--- start ---

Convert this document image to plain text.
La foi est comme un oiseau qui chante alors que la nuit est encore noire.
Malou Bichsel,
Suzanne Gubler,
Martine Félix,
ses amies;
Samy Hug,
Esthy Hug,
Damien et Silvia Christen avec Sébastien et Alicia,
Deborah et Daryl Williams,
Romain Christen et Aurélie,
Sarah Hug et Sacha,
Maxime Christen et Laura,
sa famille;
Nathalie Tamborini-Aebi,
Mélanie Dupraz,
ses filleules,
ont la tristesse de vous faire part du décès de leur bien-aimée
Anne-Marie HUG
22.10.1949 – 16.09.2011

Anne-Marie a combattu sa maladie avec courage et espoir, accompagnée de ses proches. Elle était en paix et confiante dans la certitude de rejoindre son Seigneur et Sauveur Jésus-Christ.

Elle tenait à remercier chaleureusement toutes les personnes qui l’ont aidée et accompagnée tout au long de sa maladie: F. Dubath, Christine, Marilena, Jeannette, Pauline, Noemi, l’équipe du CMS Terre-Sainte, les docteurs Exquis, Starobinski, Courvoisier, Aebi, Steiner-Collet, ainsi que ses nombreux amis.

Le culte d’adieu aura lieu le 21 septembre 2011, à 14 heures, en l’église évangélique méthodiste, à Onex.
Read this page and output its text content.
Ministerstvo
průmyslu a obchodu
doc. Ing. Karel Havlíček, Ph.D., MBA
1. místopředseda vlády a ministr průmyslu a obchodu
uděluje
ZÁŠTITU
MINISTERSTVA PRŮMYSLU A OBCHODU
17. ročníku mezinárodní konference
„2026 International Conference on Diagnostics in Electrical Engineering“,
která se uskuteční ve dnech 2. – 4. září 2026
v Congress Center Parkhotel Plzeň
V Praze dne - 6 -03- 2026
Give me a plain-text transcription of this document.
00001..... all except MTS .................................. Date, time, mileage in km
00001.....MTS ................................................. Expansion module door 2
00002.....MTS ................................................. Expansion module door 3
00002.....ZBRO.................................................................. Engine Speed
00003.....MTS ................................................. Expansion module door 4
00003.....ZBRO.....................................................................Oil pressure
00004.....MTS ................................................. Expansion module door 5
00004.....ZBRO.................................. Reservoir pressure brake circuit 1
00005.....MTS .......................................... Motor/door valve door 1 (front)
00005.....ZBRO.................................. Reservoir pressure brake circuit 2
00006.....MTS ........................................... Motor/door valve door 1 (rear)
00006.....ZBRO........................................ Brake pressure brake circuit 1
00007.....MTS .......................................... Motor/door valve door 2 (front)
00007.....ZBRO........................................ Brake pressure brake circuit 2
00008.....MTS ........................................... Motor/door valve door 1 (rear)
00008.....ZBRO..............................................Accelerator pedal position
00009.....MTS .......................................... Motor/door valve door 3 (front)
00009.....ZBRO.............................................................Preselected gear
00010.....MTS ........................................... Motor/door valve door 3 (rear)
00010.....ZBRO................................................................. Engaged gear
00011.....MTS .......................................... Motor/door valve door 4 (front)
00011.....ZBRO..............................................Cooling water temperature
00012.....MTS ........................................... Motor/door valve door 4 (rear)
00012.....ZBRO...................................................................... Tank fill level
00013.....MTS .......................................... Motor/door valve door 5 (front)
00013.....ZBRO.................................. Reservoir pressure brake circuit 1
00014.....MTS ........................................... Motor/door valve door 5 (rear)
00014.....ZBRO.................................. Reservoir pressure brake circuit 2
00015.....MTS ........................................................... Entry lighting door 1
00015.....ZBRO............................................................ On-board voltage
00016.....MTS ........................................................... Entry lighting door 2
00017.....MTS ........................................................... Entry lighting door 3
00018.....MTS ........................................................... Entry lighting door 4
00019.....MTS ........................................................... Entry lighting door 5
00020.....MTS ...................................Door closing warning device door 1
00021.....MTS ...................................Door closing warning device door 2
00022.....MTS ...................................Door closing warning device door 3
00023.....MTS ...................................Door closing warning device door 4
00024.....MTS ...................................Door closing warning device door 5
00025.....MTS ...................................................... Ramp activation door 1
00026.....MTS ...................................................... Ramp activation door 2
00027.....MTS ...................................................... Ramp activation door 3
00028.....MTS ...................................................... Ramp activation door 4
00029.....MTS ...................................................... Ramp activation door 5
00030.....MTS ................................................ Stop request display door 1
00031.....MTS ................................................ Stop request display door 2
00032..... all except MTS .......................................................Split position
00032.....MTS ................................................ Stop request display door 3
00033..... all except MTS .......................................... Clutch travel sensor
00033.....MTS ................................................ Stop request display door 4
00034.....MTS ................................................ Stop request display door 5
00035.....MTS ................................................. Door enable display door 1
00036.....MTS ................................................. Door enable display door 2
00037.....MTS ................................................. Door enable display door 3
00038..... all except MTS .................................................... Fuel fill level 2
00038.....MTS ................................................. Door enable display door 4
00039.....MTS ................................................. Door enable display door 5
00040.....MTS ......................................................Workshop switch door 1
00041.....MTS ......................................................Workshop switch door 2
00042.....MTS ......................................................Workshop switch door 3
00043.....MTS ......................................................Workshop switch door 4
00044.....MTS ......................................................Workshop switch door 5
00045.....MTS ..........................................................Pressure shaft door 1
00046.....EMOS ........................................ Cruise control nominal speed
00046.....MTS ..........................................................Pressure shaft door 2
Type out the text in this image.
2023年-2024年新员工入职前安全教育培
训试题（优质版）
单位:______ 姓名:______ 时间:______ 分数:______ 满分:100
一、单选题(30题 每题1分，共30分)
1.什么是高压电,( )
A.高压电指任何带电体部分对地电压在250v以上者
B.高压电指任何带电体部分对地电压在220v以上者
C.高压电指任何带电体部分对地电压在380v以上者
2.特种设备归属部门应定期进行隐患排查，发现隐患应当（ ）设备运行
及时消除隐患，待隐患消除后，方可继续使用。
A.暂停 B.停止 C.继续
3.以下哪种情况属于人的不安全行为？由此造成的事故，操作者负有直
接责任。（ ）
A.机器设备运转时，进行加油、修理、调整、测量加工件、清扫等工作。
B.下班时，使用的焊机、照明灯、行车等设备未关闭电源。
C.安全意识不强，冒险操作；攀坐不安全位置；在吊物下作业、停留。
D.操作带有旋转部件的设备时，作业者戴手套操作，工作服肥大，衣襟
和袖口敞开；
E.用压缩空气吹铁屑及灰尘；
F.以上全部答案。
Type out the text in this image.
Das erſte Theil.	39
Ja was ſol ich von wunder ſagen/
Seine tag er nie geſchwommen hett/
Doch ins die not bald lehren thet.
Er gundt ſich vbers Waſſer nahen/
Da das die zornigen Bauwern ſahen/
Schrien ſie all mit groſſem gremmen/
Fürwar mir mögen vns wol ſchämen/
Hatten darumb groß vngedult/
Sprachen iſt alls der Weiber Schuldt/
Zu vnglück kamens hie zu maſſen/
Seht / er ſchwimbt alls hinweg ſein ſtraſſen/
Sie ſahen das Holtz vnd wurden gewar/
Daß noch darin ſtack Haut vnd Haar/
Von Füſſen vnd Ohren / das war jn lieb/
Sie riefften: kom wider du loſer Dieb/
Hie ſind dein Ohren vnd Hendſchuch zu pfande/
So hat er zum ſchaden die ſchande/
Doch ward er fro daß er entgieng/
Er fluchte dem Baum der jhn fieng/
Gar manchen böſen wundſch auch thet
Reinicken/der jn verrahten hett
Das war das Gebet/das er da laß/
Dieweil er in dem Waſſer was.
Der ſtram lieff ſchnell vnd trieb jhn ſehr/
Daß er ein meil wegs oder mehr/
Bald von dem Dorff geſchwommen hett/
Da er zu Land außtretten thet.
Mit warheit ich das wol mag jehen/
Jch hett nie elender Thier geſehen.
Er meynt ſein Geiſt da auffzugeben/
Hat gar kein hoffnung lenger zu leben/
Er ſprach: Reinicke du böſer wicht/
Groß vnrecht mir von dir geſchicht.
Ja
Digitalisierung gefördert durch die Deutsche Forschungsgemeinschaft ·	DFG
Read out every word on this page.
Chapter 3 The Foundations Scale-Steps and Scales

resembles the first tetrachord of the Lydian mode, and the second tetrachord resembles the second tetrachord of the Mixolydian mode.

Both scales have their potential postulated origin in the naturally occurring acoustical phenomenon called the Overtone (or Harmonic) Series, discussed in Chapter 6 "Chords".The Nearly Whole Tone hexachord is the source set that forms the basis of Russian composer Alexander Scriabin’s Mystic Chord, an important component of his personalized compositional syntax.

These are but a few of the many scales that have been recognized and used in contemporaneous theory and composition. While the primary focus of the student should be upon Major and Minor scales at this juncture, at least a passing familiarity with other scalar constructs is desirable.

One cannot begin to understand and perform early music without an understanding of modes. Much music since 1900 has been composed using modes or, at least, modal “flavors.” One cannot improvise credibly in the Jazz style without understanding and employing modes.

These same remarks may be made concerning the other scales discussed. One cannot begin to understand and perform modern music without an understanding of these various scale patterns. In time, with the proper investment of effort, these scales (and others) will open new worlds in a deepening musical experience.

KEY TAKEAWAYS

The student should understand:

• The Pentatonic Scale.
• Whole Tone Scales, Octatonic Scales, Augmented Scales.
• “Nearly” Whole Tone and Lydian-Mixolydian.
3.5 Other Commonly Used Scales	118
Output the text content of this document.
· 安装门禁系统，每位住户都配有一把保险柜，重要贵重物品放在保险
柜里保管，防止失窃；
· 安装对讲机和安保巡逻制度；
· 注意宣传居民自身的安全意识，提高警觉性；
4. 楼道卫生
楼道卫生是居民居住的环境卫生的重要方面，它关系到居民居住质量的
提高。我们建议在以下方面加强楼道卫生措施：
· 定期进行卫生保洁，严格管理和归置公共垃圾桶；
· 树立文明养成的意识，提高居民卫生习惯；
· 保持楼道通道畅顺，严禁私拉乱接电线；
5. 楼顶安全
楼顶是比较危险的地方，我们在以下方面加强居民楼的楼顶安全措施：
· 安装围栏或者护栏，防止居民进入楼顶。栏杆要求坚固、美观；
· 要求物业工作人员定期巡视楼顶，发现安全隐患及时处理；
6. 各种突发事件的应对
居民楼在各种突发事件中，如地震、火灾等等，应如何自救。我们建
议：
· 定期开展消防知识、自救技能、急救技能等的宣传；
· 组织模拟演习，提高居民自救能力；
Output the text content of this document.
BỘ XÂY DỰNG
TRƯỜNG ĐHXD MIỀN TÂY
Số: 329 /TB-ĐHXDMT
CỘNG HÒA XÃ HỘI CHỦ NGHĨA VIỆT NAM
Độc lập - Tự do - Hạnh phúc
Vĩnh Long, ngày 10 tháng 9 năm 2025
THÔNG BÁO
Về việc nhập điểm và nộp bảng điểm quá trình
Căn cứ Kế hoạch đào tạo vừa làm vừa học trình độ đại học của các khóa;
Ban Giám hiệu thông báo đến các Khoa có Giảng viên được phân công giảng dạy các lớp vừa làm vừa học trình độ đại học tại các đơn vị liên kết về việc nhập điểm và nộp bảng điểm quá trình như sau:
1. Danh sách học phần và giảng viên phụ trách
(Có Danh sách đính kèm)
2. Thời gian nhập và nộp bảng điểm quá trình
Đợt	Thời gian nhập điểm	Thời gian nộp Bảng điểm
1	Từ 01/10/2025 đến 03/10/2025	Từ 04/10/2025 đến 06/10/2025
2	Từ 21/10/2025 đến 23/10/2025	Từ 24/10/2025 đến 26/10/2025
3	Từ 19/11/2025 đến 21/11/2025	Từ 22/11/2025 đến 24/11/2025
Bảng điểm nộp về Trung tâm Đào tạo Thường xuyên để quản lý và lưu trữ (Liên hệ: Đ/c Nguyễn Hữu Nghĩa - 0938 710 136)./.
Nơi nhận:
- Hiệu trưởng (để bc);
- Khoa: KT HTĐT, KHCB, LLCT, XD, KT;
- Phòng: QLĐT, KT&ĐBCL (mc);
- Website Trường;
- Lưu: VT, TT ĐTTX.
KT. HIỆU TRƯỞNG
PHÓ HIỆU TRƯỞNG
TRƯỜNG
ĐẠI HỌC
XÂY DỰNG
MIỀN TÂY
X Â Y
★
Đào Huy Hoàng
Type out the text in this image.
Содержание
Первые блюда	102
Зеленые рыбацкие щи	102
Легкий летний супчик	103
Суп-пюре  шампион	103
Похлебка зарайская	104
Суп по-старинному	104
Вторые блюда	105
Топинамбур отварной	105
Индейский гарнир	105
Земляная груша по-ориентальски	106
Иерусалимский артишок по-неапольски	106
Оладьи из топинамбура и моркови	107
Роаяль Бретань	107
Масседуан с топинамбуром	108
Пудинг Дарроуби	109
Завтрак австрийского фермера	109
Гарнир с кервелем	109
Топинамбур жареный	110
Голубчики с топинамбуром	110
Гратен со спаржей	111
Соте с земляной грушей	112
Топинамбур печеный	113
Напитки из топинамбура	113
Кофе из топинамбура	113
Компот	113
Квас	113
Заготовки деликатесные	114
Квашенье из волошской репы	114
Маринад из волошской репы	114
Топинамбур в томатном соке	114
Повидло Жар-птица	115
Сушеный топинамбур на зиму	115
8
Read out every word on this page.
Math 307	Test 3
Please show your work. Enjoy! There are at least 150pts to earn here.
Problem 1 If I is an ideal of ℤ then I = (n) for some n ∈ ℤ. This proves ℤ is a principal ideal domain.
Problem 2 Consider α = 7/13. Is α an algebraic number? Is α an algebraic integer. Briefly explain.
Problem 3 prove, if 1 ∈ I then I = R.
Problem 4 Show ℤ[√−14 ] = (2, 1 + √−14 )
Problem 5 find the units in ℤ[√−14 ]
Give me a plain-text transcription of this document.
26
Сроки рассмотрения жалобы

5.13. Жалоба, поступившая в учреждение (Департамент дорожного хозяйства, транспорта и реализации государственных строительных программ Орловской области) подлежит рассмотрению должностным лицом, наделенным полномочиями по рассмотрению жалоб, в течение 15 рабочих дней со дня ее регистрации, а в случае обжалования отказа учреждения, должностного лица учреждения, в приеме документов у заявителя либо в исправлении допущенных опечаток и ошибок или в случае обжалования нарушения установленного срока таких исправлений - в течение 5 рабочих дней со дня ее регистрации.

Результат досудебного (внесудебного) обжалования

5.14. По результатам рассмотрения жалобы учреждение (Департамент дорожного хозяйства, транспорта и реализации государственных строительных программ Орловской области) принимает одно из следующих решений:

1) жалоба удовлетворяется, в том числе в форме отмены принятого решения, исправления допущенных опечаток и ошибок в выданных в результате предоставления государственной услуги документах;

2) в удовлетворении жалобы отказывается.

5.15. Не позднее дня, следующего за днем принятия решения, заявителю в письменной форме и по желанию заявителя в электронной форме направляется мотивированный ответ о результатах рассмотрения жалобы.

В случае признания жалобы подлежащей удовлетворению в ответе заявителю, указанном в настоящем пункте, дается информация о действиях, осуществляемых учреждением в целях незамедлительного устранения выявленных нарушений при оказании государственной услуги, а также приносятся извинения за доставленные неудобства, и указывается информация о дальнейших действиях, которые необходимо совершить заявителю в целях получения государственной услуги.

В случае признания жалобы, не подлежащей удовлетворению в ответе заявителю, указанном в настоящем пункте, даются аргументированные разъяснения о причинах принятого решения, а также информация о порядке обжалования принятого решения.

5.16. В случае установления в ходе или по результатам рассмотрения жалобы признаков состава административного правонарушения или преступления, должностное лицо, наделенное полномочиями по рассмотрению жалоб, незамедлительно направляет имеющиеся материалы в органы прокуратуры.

--- end ---

Scan the material above. Copy each line that holds the word "ſahen".

Da das die zornigen Bauwern ſahen/
Sie ſahen das Holtz vnd wurden gewar/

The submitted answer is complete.